REQUEST:
Identify the lines holding "superiority" and copy them.

THE DATA:
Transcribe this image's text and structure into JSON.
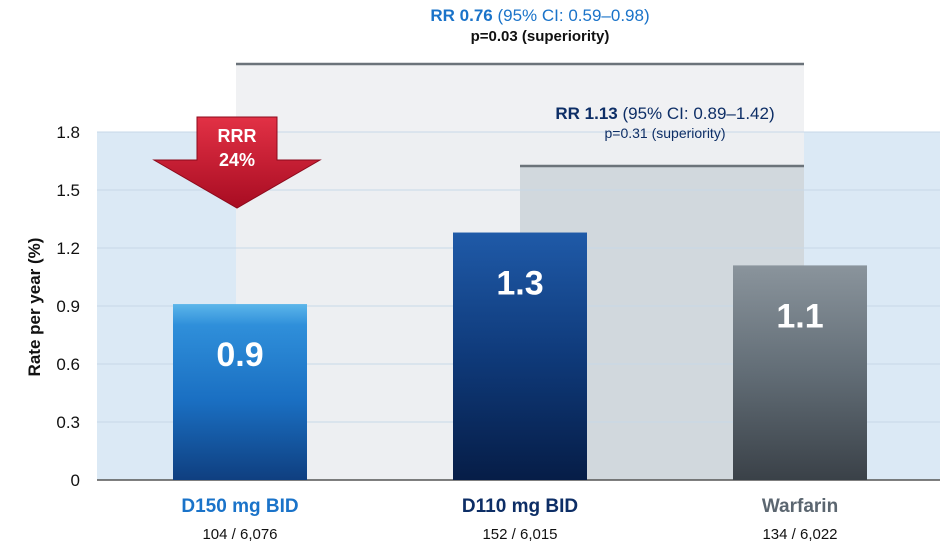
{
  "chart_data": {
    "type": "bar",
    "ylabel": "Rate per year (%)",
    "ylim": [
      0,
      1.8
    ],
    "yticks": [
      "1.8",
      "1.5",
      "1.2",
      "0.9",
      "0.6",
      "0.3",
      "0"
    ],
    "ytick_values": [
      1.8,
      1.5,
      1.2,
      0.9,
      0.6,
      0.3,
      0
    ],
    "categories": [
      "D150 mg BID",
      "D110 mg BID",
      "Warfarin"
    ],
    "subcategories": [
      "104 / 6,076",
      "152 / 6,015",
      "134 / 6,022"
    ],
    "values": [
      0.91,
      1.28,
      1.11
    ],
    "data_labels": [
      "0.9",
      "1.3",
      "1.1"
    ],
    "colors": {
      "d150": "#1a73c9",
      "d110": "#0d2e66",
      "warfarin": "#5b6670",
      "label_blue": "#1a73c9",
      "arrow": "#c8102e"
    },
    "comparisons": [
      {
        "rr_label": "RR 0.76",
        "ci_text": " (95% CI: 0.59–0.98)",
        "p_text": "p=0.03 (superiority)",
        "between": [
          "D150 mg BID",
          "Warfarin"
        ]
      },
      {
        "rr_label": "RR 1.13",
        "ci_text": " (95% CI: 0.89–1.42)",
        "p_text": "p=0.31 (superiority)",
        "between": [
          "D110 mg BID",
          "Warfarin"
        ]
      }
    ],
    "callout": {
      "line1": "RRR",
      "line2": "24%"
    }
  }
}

---

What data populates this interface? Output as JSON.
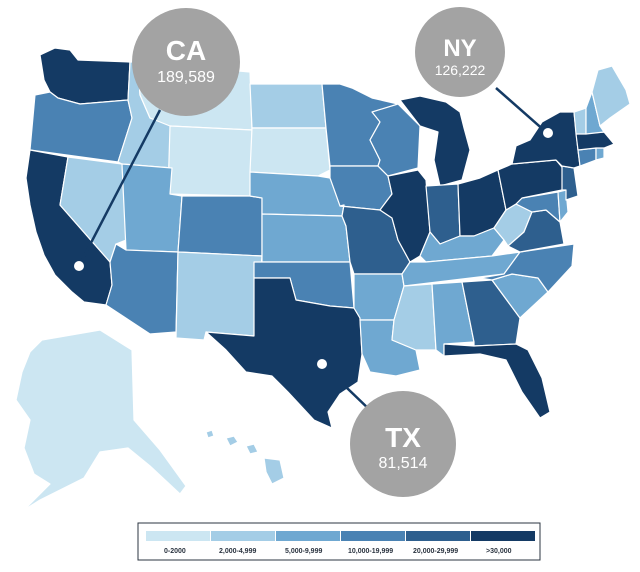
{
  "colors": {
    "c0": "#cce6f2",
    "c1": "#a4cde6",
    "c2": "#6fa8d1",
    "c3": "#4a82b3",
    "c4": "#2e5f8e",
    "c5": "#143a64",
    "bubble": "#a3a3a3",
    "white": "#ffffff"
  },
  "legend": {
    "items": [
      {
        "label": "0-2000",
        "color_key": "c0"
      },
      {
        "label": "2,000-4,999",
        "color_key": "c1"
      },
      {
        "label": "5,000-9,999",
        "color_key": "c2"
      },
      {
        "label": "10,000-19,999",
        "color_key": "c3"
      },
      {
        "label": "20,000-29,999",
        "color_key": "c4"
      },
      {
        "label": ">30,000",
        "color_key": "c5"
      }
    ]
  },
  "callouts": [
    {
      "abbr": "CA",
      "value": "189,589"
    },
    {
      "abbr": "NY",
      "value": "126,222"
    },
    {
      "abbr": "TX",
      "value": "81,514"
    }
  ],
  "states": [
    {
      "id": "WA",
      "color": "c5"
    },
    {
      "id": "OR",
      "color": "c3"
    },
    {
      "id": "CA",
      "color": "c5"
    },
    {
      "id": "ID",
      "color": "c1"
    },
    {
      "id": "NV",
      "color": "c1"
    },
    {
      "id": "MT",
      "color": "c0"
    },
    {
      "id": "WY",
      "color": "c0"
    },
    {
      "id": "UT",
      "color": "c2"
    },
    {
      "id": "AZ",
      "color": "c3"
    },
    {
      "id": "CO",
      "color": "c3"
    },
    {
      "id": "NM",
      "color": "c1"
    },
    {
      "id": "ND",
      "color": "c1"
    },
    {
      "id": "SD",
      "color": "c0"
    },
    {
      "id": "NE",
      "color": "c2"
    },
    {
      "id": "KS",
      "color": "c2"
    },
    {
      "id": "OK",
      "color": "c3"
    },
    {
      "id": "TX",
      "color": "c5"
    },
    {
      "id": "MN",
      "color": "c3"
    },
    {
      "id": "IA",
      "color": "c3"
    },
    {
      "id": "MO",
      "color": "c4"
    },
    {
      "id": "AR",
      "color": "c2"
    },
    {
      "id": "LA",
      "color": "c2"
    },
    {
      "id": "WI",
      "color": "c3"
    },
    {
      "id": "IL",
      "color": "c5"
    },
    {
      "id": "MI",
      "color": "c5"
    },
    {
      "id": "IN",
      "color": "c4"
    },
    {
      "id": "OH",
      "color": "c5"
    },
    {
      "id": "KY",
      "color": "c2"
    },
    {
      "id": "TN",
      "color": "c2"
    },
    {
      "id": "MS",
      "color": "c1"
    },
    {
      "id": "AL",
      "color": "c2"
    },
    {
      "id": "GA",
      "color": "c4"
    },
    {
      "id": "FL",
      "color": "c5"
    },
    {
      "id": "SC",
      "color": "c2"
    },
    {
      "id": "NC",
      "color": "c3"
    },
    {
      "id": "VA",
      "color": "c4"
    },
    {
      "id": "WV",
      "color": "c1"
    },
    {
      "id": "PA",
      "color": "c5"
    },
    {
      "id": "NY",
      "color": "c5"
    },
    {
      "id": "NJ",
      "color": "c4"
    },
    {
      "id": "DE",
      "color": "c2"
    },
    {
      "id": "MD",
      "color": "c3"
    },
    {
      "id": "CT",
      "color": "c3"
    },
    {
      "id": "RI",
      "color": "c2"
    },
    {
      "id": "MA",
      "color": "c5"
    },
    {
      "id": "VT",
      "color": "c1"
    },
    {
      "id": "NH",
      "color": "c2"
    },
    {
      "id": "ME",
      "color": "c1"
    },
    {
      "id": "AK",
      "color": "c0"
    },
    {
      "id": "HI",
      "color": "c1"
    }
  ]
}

FINAL ANSWER:
        "p_text": "p=0.03 (superiority)",
        "p_text": "p=0.31 (superiority)",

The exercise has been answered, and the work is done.